GOAL —
Repeat every line exactly, keeping the pictures out of the copy.

PROVIDED ENTRIES —

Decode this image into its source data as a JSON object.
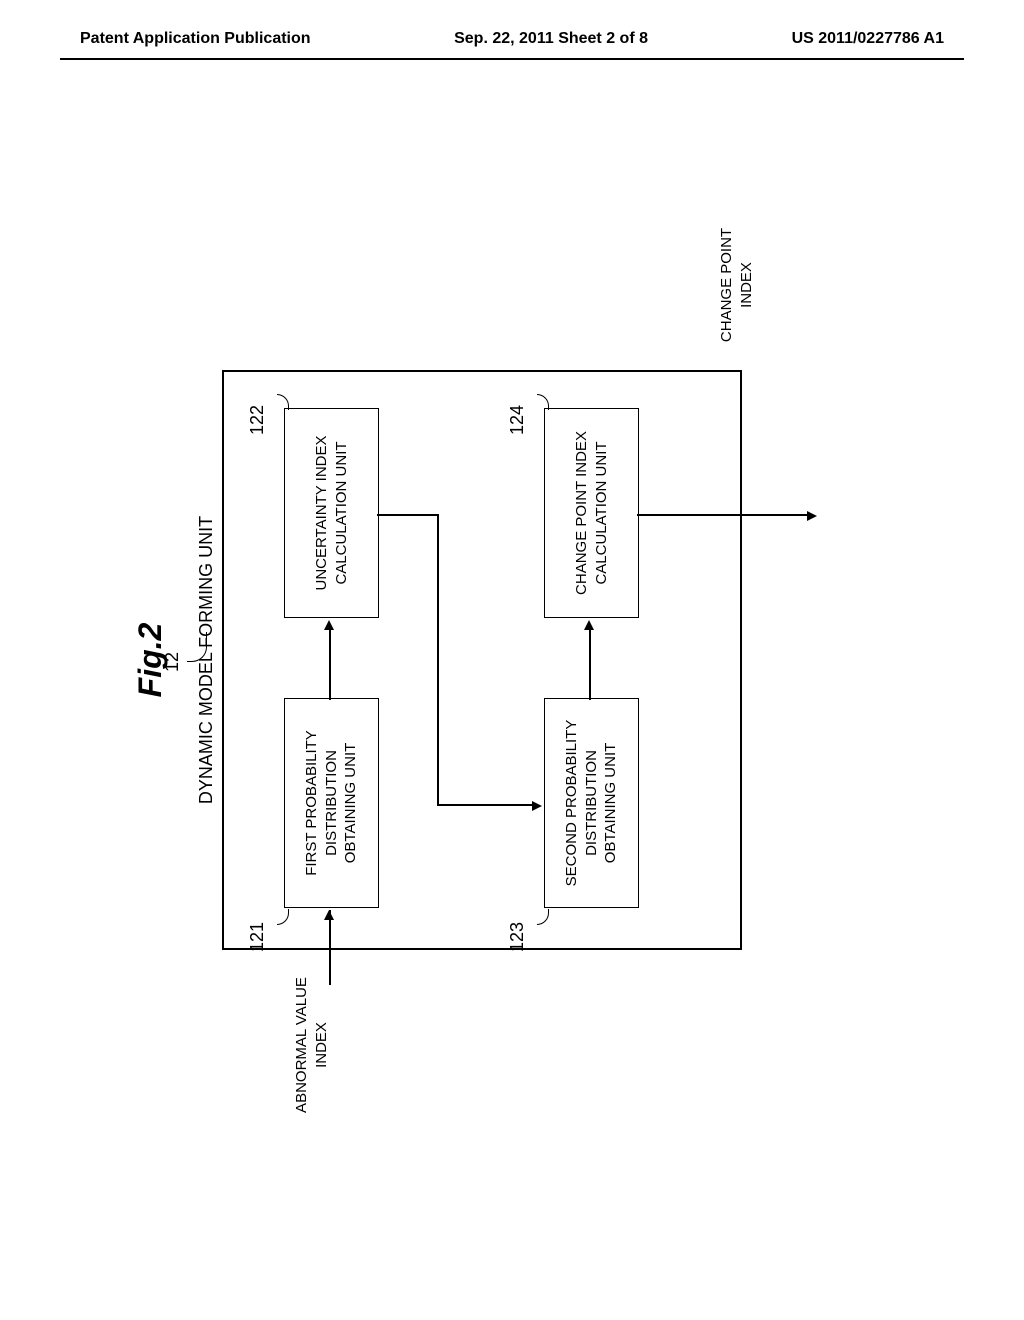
{
  "header": {
    "left": "Patent Application Publication",
    "center": "Sep. 22, 2011  Sheet 2 of 8",
    "right": "US 2011/0227786 A1"
  },
  "figure": {
    "label": "Fig.2",
    "main_ref": "12",
    "main_title": "DYNAMIC MODEL FORMING UNIT",
    "input_label": "ABNORMAL VALUE\nINDEX",
    "output_label": "CHANGE POINT\nINDEX",
    "boxes": {
      "box_121": {
        "ref": "121",
        "text": "FIRST PROBABILITY\nDISTRIBUTION\nOBTAINING UNIT"
      },
      "box_122": {
        "ref": "122",
        "text": "UNCERTAINTY INDEX\nCALCULATION UNIT"
      },
      "box_123": {
        "ref": "123",
        "text": "SECOND PROBABILITY\nDISTRIBUTION\nOBTAINING UNIT"
      },
      "box_124": {
        "ref": "124",
        "text": "CHANGE POINT INDEX\nCALCULATION UNIT"
      }
    }
  }
}
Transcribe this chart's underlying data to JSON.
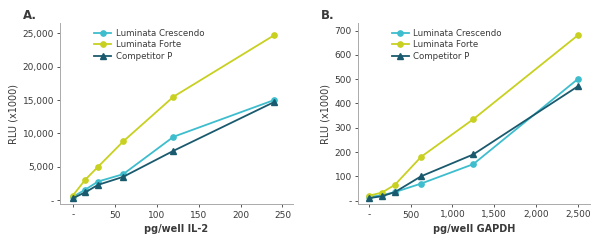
{
  "panel_A": {
    "label": "A.",
    "xlabel": "pg/well IL-2",
    "ylabel": "RLU (x1000)",
    "xlim": [
      -15,
      262
    ],
    "ylim": [
      -600,
      26500
    ],
    "xticks": [
      0,
      50,
      100,
      150,
      200,
      250
    ],
    "yticks": [
      0,
      5000,
      10000,
      15000,
      20000,
      25000
    ],
    "series": [
      {
        "key": "crescendo",
        "x": [
          0,
          15,
          30,
          60,
          120,
          240
        ],
        "y": [
          500,
          1600,
          2800,
          3900,
          9500,
          15000
        ],
        "color": "#3dbdcd",
        "marker": "o",
        "label": "Luminata Crescendo"
      },
      {
        "key": "forte",
        "x": [
          0,
          15,
          30,
          60,
          120,
          240
        ],
        "y": [
          700,
          3100,
          5000,
          8800,
          15500,
          24700
        ],
        "color": "#c8d020",
        "marker": "o",
        "label": "Luminata Forte"
      },
      {
        "key": "competitor",
        "x": [
          0,
          15,
          30,
          60,
          120,
          240
        ],
        "y": [
          300,
          1200,
          2300,
          3500,
          7400,
          14700
        ],
        "color": "#1a5a6e",
        "marker": "^",
        "label": "Competitor P"
      }
    ]
  },
  "panel_B": {
    "label": "B.",
    "xlabel": "pg/well GAPDH",
    "ylabel": "RLU (x1000)",
    "xlim": [
      -130,
      2650
    ],
    "ylim": [
      -15,
      730
    ],
    "xticks": [
      0,
      500,
      1000,
      1500,
      2000,
      2500
    ],
    "yticks": [
      0,
      100,
      200,
      300,
      400,
      500,
      600,
      700
    ],
    "series": [
      {
        "key": "crescendo",
        "x": [
          0,
          156,
          312,
          625,
          1250,
          2500
        ],
        "y": [
          15,
          22,
          35,
          70,
          150,
          500
        ],
        "color": "#3dbdcd",
        "marker": "o",
        "label": "Luminata Crescendo"
      },
      {
        "key": "forte",
        "x": [
          0,
          156,
          312,
          625,
          1250,
          2500
        ],
        "y": [
          20,
          33,
          65,
          180,
          335,
          680
        ],
        "color": "#c8d020",
        "marker": "o",
        "label": "Luminata Forte"
      },
      {
        "key": "competitor",
        "x": [
          0,
          156,
          312,
          625,
          1250,
          2500
        ],
        "y": [
          10,
          18,
          35,
          100,
          190,
          470
        ],
        "color": "#1a5a6e",
        "marker": "^",
        "label": "Competitor P"
      }
    ]
  },
  "background_color": "#ffffff",
  "font_color": "#3a3a3a",
  "label_fontsize": 7,
  "tick_fontsize": 6.5,
  "legend_fontsize": 6.2,
  "linewidth": 1.3,
  "markersize": 3.8
}
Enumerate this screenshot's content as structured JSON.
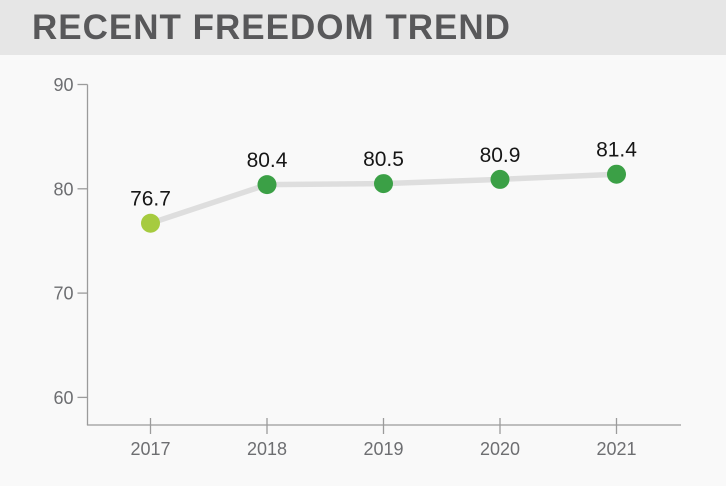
{
  "header": {
    "title": "RECENT FREEDOM TREND"
  },
  "colors": {
    "page_bg": "#f9f9f9",
    "band_bg": "#e6e6e6",
    "title": "#58585a",
    "axis": "#9b9b9b",
    "tick_label": "#6d6e71",
    "line": "#dedede",
    "data_label": "#161616",
    "points": [
      "#a6cb3f",
      "#3ba046",
      "#3ba046",
      "#3ba046",
      "#3ba046"
    ]
  },
  "chart_data": {
    "type": "line",
    "title": "RECENT FREEDOM TREND",
    "categories": [
      "2017",
      "2018",
      "2019",
      "2020",
      "2021"
    ],
    "values": [
      76.7,
      80.4,
      80.5,
      80.9,
      81.4
    ],
    "point_labels": [
      "76.7",
      "80.4",
      "80.5",
      "80.9",
      "81.4"
    ],
    "y_ticks": [
      90,
      80,
      70,
      60
    ],
    "ylim": [
      60,
      90
    ],
    "xlabel": "",
    "ylabel": "",
    "grid": false,
    "legend": false
  }
}
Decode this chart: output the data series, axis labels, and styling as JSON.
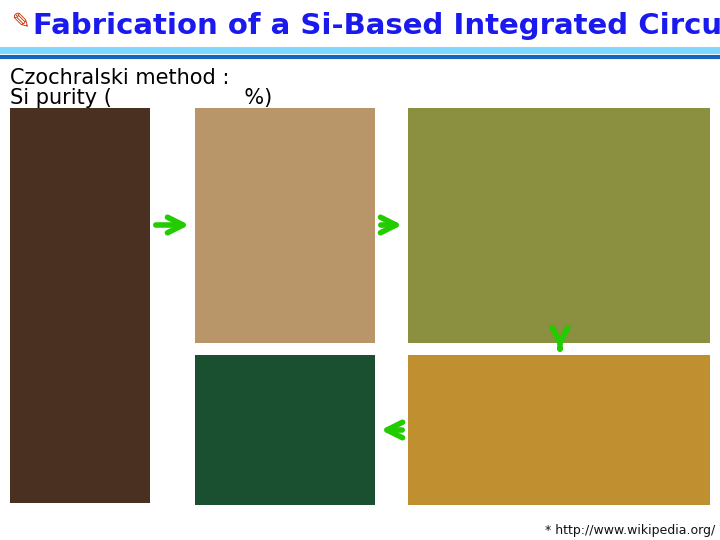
{
  "title": "Fabrication of a Si-Based Integrated Circuit",
  "title_fontsize": 21,
  "title_color": "#1a1aee",
  "bg_color": "#ffffff",
  "line1_color": "#80d8ff",
  "line2_color": "#1565c0",
  "subtitle1": "Czochralski method :",
  "subtitle2": "Si purity (                    %)",
  "subtitle_fontsize": 15,
  "footnote": "* http://www.wikipedia.org/",
  "footnote_fontsize": 9,
  "arrow_color": "#22cc00",
  "ingot_color": "#4a3020",
  "wafer_color": "#b8966a",
  "ic_color": "#8a9040",
  "pcb_color": "#1a5030",
  "chip_color": "#c09030"
}
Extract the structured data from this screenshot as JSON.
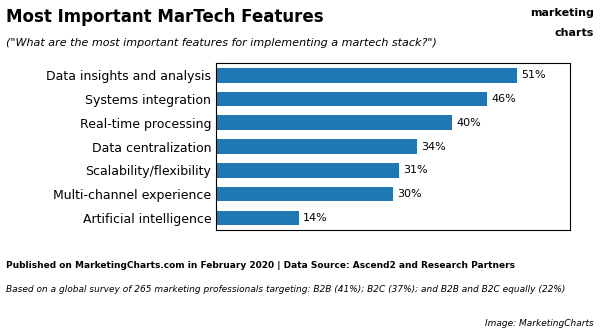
{
  "chart_data": {
    "type": "bar",
    "orientation": "horizontal",
    "title": "Most Important MarTech Features",
    "subtitle": "(\"What are the most important features for implementing a martech stack?\")",
    "categories": [
      "Data insights and analysis",
      "Systems integration",
      "Real-time processing",
      "Data centralization",
      "Scalability/flexibility",
      "Multi-channel experience",
      "Artificial intelligence"
    ],
    "values": [
      51,
      46,
      40,
      34,
      31,
      30,
      14
    ],
    "value_labels": [
      "51%",
      "46%",
      "40%",
      "34%",
      "31%",
      "30%",
      "14%"
    ],
    "data_labels": true,
    "xlim": [
      0,
      60
    ],
    "tick_labels": "y",
    "grid": false,
    "annotations": [
      "marketing",
      "charts",
      "Published on MarketingCharts.com in February 2020 | Data Source: Ascend2 and Research Partners",
      "Based on a global survey of 265 marketing professionals targeting: B2B (41%); B2C (37%); and B2B and B2C equally (22%)",
      "Image: MarketingCharts"
    ]
  }
}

REPLY TO THE EXERCISE —
Decode this image into its source data as a JSON object.
{
  "header": {
    "left": "Patent Application Publication",
    "center": "Sep. 22, 2011  Sheet 2 of 8",
    "right": "US 2011/0227786 A1"
  },
  "figure": {
    "label": "Fig.2",
    "main_ref": "12",
    "main_title": "DYNAMIC MODEL FORMING UNIT",
    "input_label": "ABNORMAL VALUE\nINDEX",
    "output_label": "CHANGE POINT\nINDEX",
    "boxes": {
      "box_121": {
        "ref": "121",
        "text": "FIRST PROBABILITY\nDISTRIBUTION\nOBTAINING UNIT"
      },
      "box_122": {
        "ref": "122",
        "text": "UNCERTAINTY INDEX\nCALCULATION UNIT"
      },
      "box_123": {
        "ref": "123",
        "text": "SECOND PROBABILITY\nDISTRIBUTION\nOBTAINING UNIT"
      },
      "box_124": {
        "ref": "124",
        "text": "CHANGE POINT INDEX\nCALCULATION UNIT"
      }
    }
  }
}
Transcribe this chart's underlying data to JSON.
{
  "panel_A": {
    "label": "A.",
    "xlabel": "pg/well IL-2",
    "ylabel": "RLU (x1000)",
    "xlim": [
      -15,
      262
    ],
    "ylim": [
      -600,
      26500
    ],
    "xticks": [
      0,
      50,
      100,
      150,
      200,
      250
    ],
    "yticks": [
      0,
      5000,
      10000,
      15000,
      20000,
      25000
    ],
    "series": [
      {
        "key": "crescendo",
        "x": [
          0,
          15,
          30,
          60,
          120,
          240
        ],
        "y": [
          500,
          1600,
          2800,
          3900,
          9500,
          15000
        ],
        "color": "#3dbdcd",
        "marker": "o",
        "label": "Luminata Crescendo"
      },
      {
        "key": "forte",
        "x": [
          0,
          15,
          30,
          60,
          120,
          240
        ],
        "y": [
          700,
          3100,
          5000,
          8800,
          15500,
          24700
        ],
        "color": "#c8d020",
        "marker": "o",
        "label": "Luminata Forte"
      },
      {
        "key": "competitor",
        "x": [
          0,
          15,
          30,
          60,
          120,
          240
        ],
        "y": [
          300,
          1200,
          2300,
          3500,
          7400,
          14700
        ],
        "color": "#1a5a6e",
        "marker": "^",
        "label": "Competitor P"
      }
    ]
  },
  "panel_B": {
    "label": "B.",
    "xlabel": "pg/well GAPDH",
    "ylabel": "RLU (x1000)",
    "xlim": [
      -130,
      2650
    ],
    "ylim": [
      -15,
      730
    ],
    "xticks": [
      0,
      500,
      1000,
      1500,
      2000,
      2500
    ],
    "yticks": [
      0,
      100,
      200,
      300,
      400,
      500,
      600,
      700
    ],
    "series": [
      {
        "key": "crescendo",
        "x": [
          0,
          156,
          312,
          625,
          1250,
          2500
        ],
        "y": [
          15,
          22,
          35,
          70,
          150,
          500
        ],
        "color": "#3dbdcd",
        "marker": "o",
        "label": "Luminata Crescendo"
      },
      {
        "key": "forte",
        "x": [
          0,
          156,
          312,
          625,
          1250,
          2500
        ],
        "y": [
          20,
          33,
          65,
          180,
          335,
          680
        ],
        "color": "#c8d020",
        "marker": "o",
        "label": "Luminata Forte"
      },
      {
        "key": "competitor",
        "x": [
          0,
          156,
          312,
          625,
          1250,
          2500
        ],
        "y": [
          10,
          18,
          35,
          100,
          190,
          470
        ],
        "color": "#1a5a6e",
        "marker": "^",
        "label": "Competitor P"
      }
    ]
  },
  "background_color": "#ffffff",
  "font_color": "#3a3a3a",
  "label_fontsize": 7,
  "tick_fontsize": 6.5,
  "legend_fontsize": 6.2,
  "linewidth": 1.3,
  "markersize": 3.8
}
Enumerate this screenshot's content as structured JSON.
{
  "header": {
    "title": "RECENT FREEDOM TREND"
  },
  "colors": {
    "page_bg": "#f9f9f9",
    "band_bg": "#e6e6e6",
    "title": "#58585a",
    "axis": "#9b9b9b",
    "tick_label": "#6d6e71",
    "line": "#dedede",
    "data_label": "#161616",
    "points": [
      "#a6cb3f",
      "#3ba046",
      "#3ba046",
      "#3ba046",
      "#3ba046"
    ]
  },
  "chart_data": {
    "type": "line",
    "title": "RECENT FREEDOM TREND",
    "categories": [
      "2017",
      "2018",
      "2019",
      "2020",
      "2021"
    ],
    "values": [
      76.7,
      80.4,
      80.5,
      80.9,
      81.4
    ],
    "point_labels": [
      "76.7",
      "80.4",
      "80.5",
      "80.9",
      "81.4"
    ],
    "y_ticks": [
      90,
      80,
      70,
      60
    ],
    "ylim": [
      60,
      90
    ],
    "xlabel": "",
    "ylabel": "",
    "grid": false,
    "legend": false
  }
}
Decode this chart: output the data series, axis labels, and styling as JSON.
{
  "title": "Fabrication of a Si-Based Integrated Circuit",
  "title_fontsize": 21,
  "title_color": "#1a1aee",
  "bg_color": "#ffffff",
  "line1_color": "#80d8ff",
  "line2_color": "#1565c0",
  "subtitle1": "Czochralski method :",
  "subtitle2": "Si purity (                    %)",
  "subtitle_fontsize": 15,
  "footnote": "* http://www.wikipedia.org/",
  "footnote_fontsize": 9,
  "arrow_color": "#22cc00",
  "ingot_color": "#4a3020",
  "wafer_color": "#b8966a",
  "ic_color": "#8a9040",
  "pcb_color": "#1a5030",
  "chip_color": "#c09030"
}
Extract the structured data from this screenshot as JSON.
{
  "chart_data": {
    "type": "bar",
    "orientation": "horizontal",
    "title": "Most Important MarTech Features",
    "subtitle": "(\"What are the most important features for implementing a martech stack?\")",
    "categories": [
      "Data insights and analysis",
      "Systems integration",
      "Real-time processing",
      "Data centralization",
      "Scalability/flexibility",
      "Multi-channel experience",
      "Artificial intelligence"
    ],
    "values": [
      51,
      46,
      40,
      34,
      31,
      30,
      14
    ],
    "value_labels": [
      "51%",
      "46%",
      "40%",
      "34%",
      "31%",
      "30%",
      "14%"
    ],
    "data_labels": true,
    "xlim": [
      0,
      60
    ],
    "tick_labels": "y",
    "grid": false,
    "annotations": [
      "marketing",
      "charts",
      "Published on MarketingCharts.com in February 2020 | Data Source: Ascend2 and Research Partners",
      "Based on a global survey of 265 marketing professionals targeting: B2B (41%); B2C (37%); and B2B and B2C equally (22%)",
      "Image: MarketingCharts"
    ]
  }
}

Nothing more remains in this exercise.